**PROBLEM:** Scan the entries below. List each line with "style".

== WORKING DATA ==

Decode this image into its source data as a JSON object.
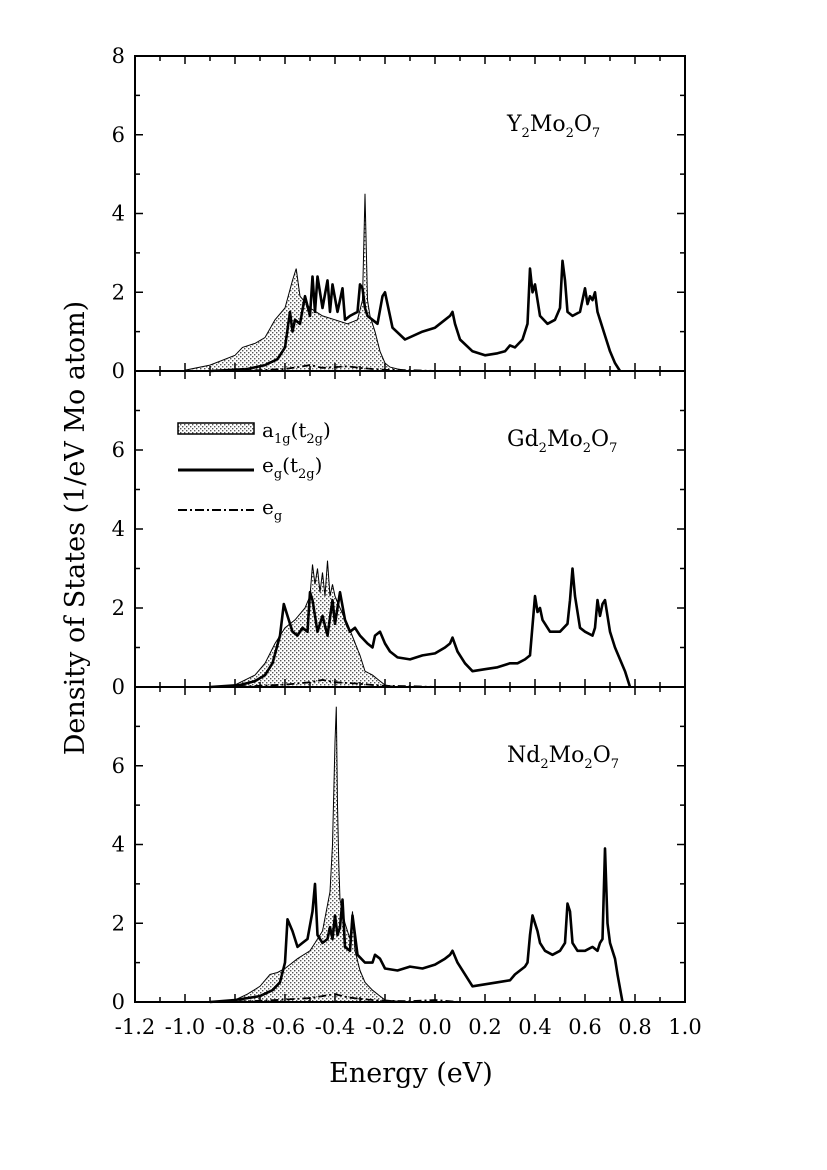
{
  "chart_data": {
    "type": "line",
    "title": "",
    "xlabel": "Energy (eV)",
    "ylabel": "Density of States (1/eV Mo atom)",
    "xlim": [
      -1.2,
      1.0
    ],
    "ylim": [
      0,
      8
    ],
    "x_ticks": [
      "-1.2",
      "-1.0",
      "-0.8",
      "-0.6",
      "-0.4",
      "-0.2",
      "0.0",
      "0.2",
      "0.4",
      "0.6",
      "0.8",
      "1.0"
    ],
    "y_ticks_top": [
      "0",
      "2",
      "4",
      "6",
      "8"
    ],
    "y_ticks": [
      "0",
      "2",
      "4",
      "6"
    ],
    "legend": {
      "placement": "upper-left of middle panel",
      "entries": [
        {
          "key": "a1g",
          "label": "a",
          "sub": "1g",
          "paren_open": "(t",
          "paren_sub": "2g",
          "paren_close": ")",
          "style": "shaded area"
        },
        {
          "key": "eg_t2g",
          "label": "e",
          "sub": "g",
          "paren_open": "(t",
          "paren_sub": "2g",
          "paren_close": ")",
          "style": "solid line"
        },
        {
          "key": "eg",
          "label": "e",
          "sub": "g",
          "style": "dash-dot line"
        }
      ]
    },
    "panels": [
      {
        "label_parts": [
          "Y",
          "2",
          "Mo",
          "2",
          "O",
          "7"
        ],
        "series": [
          {
            "name": "a1g(t2g)",
            "x": [
              -1.0,
              -0.9,
              -0.8,
              -0.77,
              -0.72,
              -0.68,
              -0.64,
              -0.6,
              -0.57,
              -0.555,
              -0.54,
              -0.5,
              -0.45,
              -0.4,
              -0.35,
              -0.31,
              -0.29,
              -0.28,
              -0.27,
              -0.26,
              -0.24,
              -0.22,
              -0.2,
              -0.18,
              -0.15,
              -0.1
            ],
            "y": [
              0.02,
              0.15,
              0.4,
              0.6,
              0.7,
              0.85,
              1.3,
              1.6,
              2.3,
              2.6,
              1.9,
              1.6,
              1.4,
              1.3,
              1.2,
              1.3,
              1.8,
              4.5,
              1.8,
              1.4,
              1.0,
              0.5,
              0.2,
              0.1,
              0.05,
              0.0
            ]
          },
          {
            "name": "eg(t2g)",
            "x": [
              -0.9,
              -0.75,
              -0.68,
              -0.63,
              -0.6,
              -0.58,
              -0.57,
              -0.56,
              -0.54,
              -0.52,
              -0.5,
              -0.49,
              -0.48,
              -0.47,
              -0.45,
              -0.43,
              -0.42,
              -0.41,
              -0.39,
              -0.37,
              -0.36,
              -0.34,
              -0.31,
              -0.3,
              -0.29,
              -0.28,
              -0.27,
              -0.25,
              -0.23,
              -0.21,
              -0.2,
              -0.19,
              -0.17,
              -0.12,
              -0.05,
              0.0,
              0.04,
              0.06,
              0.07,
              0.08,
              0.1,
              0.15,
              0.2,
              0.25,
              0.28,
              0.3,
              0.32,
              0.35,
              0.37,
              0.38,
              0.39,
              0.4,
              0.41,
              0.42,
              0.45,
              0.48,
              0.5,
              0.51,
              0.52,
              0.53,
              0.55,
              0.58,
              0.6,
              0.61,
              0.62,
              0.63,
              0.64,
              0.65,
              0.66,
              0.68,
              0.7,
              0.72,
              0.74
            ],
            "y": [
              0.0,
              0.05,
              0.15,
              0.3,
              0.6,
              1.5,
              1.0,
              1.3,
              1.2,
              1.9,
              1.4,
              2.4,
              1.5,
              2.4,
              1.6,
              2.3,
              1.5,
              2.2,
              1.5,
              2.1,
              1.3,
              1.4,
              1.5,
              2.2,
              2.1,
              1.6,
              1.4,
              1.3,
              1.2,
              1.9,
              2.0,
              1.7,
              1.1,
              0.8,
              1.0,
              1.1,
              1.3,
              1.4,
              1.5,
              1.2,
              0.8,
              0.5,
              0.4,
              0.45,
              0.5,
              0.65,
              0.6,
              0.8,
              1.2,
              2.6,
              2.0,
              2.2,
              1.8,
              1.4,
              1.2,
              1.3,
              1.6,
              2.8,
              2.3,
              1.5,
              1.4,
              1.5,
              2.1,
              1.7,
              1.9,
              1.8,
              2.0,
              1.5,
              1.3,
              0.9,
              0.5,
              0.2,
              0.0
            ]
          },
          {
            "name": "eg",
            "x": [
              -0.85,
              -0.7,
              -0.6,
              -0.55,
              -0.5,
              -0.45,
              -0.4,
              -0.35,
              -0.3,
              -0.25,
              -0.2,
              -0.1,
              0.0,
              0.1
            ],
            "y": [
              0.0,
              0.02,
              0.05,
              0.1,
              0.15,
              0.08,
              0.1,
              0.12,
              0.08,
              0.05,
              0.03,
              0.02,
              0.0,
              0.0
            ]
          }
        ]
      },
      {
        "label_parts": [
          "Gd",
          "2",
          "Mo",
          "2",
          "O",
          "7"
        ],
        "series": [
          {
            "name": "a1g(t2g)",
            "x": [
              -0.9,
              -0.8,
              -0.72,
              -0.68,
              -0.64,
              -0.6,
              -0.56,
              -0.52,
              -0.5,
              -0.49,
              -0.48,
              -0.47,
              -0.46,
              -0.45,
              -0.44,
              -0.43,
              -0.42,
              -0.41,
              -0.4,
              -0.38,
              -0.35,
              -0.3,
              -0.28,
              -0.25,
              -0.22,
              -0.2,
              -0.15
            ],
            "y": [
              0.0,
              0.05,
              0.3,
              0.6,
              1.1,
              1.5,
              1.7,
              2.0,
              2.3,
              3.1,
              2.6,
              3.0,
              2.4,
              2.9,
              2.3,
              3.2,
              2.3,
              2.6,
              2.3,
              2.0,
              1.6,
              0.8,
              0.4,
              0.3,
              0.15,
              0.05,
              0.0
            ]
          },
          {
            "name": "eg(t2g)",
            "x": [
              -0.9,
              -0.78,
              -0.72,
              -0.68,
              -0.65,
              -0.62,
              -0.605,
              -0.59,
              -0.57,
              -0.55,
              -0.53,
              -0.51,
              -0.5,
              -0.49,
              -0.47,
              -0.45,
              -0.43,
              -0.41,
              -0.4,
              -0.38,
              -0.36,
              -0.34,
              -0.32,
              -0.3,
              -0.27,
              -0.25,
              -0.24,
              -0.22,
              -0.2,
              -0.18,
              -0.15,
              -0.1,
              -0.05,
              0.0,
              0.04,
              0.06,
              0.07,
              0.09,
              0.12,
              0.15,
              0.2,
              0.25,
              0.3,
              0.33,
              0.36,
              0.38,
              0.4,
              0.41,
              0.42,
              0.43,
              0.44,
              0.46,
              0.5,
              0.53,
              0.54,
              0.55,
              0.56,
              0.58,
              0.6,
              0.63,
              0.64,
              0.65,
              0.66,
              0.67,
              0.68,
              0.7,
              0.72,
              0.74,
              0.76,
              0.78
            ],
            "y": [
              0.0,
              0.05,
              0.15,
              0.3,
              0.6,
              1.3,
              2.1,
              1.8,
              1.4,
              1.3,
              1.5,
              1.4,
              2.4,
              2.2,
              1.4,
              1.8,
              1.3,
              2.2,
              1.6,
              2.4,
              1.7,
              1.4,
              1.5,
              1.3,
              1.1,
              1.0,
              1.3,
              1.4,
              1.1,
              0.9,
              0.75,
              0.7,
              0.8,
              0.85,
              1.0,
              1.1,
              1.25,
              0.9,
              0.6,
              0.4,
              0.45,
              0.5,
              0.6,
              0.6,
              0.7,
              0.8,
              2.3,
              1.9,
              2.0,
              1.7,
              1.6,
              1.4,
              1.4,
              1.6,
              2.2,
              3.0,
              2.3,
              1.5,
              1.4,
              1.3,
              1.5,
              2.2,
              1.8,
              2.1,
              2.2,
              1.4,
              1.0,
              0.7,
              0.4,
              0.0
            ]
          },
          {
            "name": "eg",
            "x": [
              -0.85,
              -0.7,
              -0.6,
              -0.5,
              -0.45,
              -0.4,
              -0.35,
              -0.3,
              -0.25,
              -0.2,
              -0.1,
              0.0,
              0.1
            ],
            "y": [
              0.0,
              0.03,
              0.06,
              0.12,
              0.18,
              0.12,
              0.1,
              0.08,
              0.05,
              0.03,
              0.02,
              0.0,
              0.0
            ]
          }
        ]
      },
      {
        "label_parts": [
          "Nd",
          "2",
          "Mo",
          "2",
          "O",
          "7"
        ],
        "series": [
          {
            "name": "a1g(t2g)",
            "x": [
              -0.85,
              -0.8,
              -0.75,
              -0.7,
              -0.66,
              -0.63,
              -0.6,
              -0.55,
              -0.5,
              -0.45,
              -0.42,
              -0.41,
              -0.4,
              -0.395,
              -0.39,
              -0.385,
              -0.38,
              -0.36,
              -0.34,
              -0.33,
              -0.32,
              -0.3,
              -0.28,
              -0.25,
              -0.22,
              -0.2,
              -0.15,
              -0.1
            ],
            "y": [
              0.0,
              0.05,
              0.2,
              0.4,
              0.7,
              0.75,
              0.85,
              1.1,
              1.3,
              1.8,
              2.8,
              4.0,
              6.6,
              7.5,
              5.0,
              3.5,
              2.6,
              2.0,
              1.6,
              2.3,
              1.3,
              0.8,
              0.5,
              0.3,
              0.15,
              0.05,
              0.02,
              0.0
            ]
          },
          {
            "name": "eg(t2g)",
            "x": [
              -0.9,
              -0.8,
              -0.7,
              -0.65,
              -0.62,
              -0.6,
              -0.59,
              -0.57,
              -0.55,
              -0.53,
              -0.51,
              -0.49,
              -0.48,
              -0.47,
              -0.45,
              -0.43,
              -0.42,
              -0.41,
              -0.4,
              -0.39,
              -0.38,
              -0.37,
              -0.36,
              -0.34,
              -0.33,
              -0.31,
              -0.28,
              -0.25,
              -0.24,
              -0.22,
              -0.2,
              -0.15,
              -0.1,
              -0.05,
              0.0,
              0.04,
              0.06,
              0.07,
              0.09,
              0.12,
              0.15,
              0.2,
              0.25,
              0.3,
              0.32,
              0.34,
              0.36,
              0.37,
              0.38,
              0.39,
              0.4,
              0.41,
              0.42,
              0.44,
              0.47,
              0.5,
              0.52,
              0.53,
              0.54,
              0.55,
              0.57,
              0.6,
              0.63,
              0.65,
              0.66,
              0.67,
              0.68,
              0.69,
              0.7,
              0.71,
              0.72,
              0.73,
              0.75
            ],
            "y": [
              0.0,
              0.05,
              0.15,
              0.3,
              0.5,
              1.0,
              2.1,
              1.8,
              1.4,
              1.5,
              1.6,
              2.3,
              3.0,
              1.7,
              1.5,
              1.6,
              1.9,
              1.6,
              2.2,
              1.7,
              1.9,
              2.6,
              1.4,
              1.3,
              2.2,
              1.2,
              1.0,
              1.0,
              1.2,
              1.1,
              0.85,
              0.8,
              0.9,
              0.85,
              0.95,
              1.1,
              1.2,
              1.3,
              1.0,
              0.7,
              0.4,
              0.45,
              0.5,
              0.55,
              0.7,
              0.8,
              0.9,
              1.0,
              1.7,
              2.2,
              2.0,
              1.8,
              1.5,
              1.3,
              1.2,
              1.3,
              1.5,
              2.5,
              2.3,
              1.5,
              1.3,
              1.3,
              1.4,
              1.3,
              1.5,
              1.6,
              3.9,
              2.0,
              1.5,
              1.3,
              1.1,
              0.7,
              0.0
            ]
          },
          {
            "name": "eg",
            "x": [
              -0.85,
              -0.7,
              -0.6,
              -0.5,
              -0.45,
              -0.4,
              -0.35,
              -0.3,
              -0.25,
              -0.2,
              -0.1,
              0.0,
              0.1
            ],
            "y": [
              0.0,
              0.03,
              0.06,
              0.1,
              0.15,
              0.2,
              0.12,
              0.08,
              0.05,
              0.03,
              0.02,
              0.05,
              0.0
            ]
          }
        ]
      }
    ]
  }
}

===

**FINAL RESULT:**
          "style": "shaded area"
          "style": "solid line"
          "style": "dash-dot line"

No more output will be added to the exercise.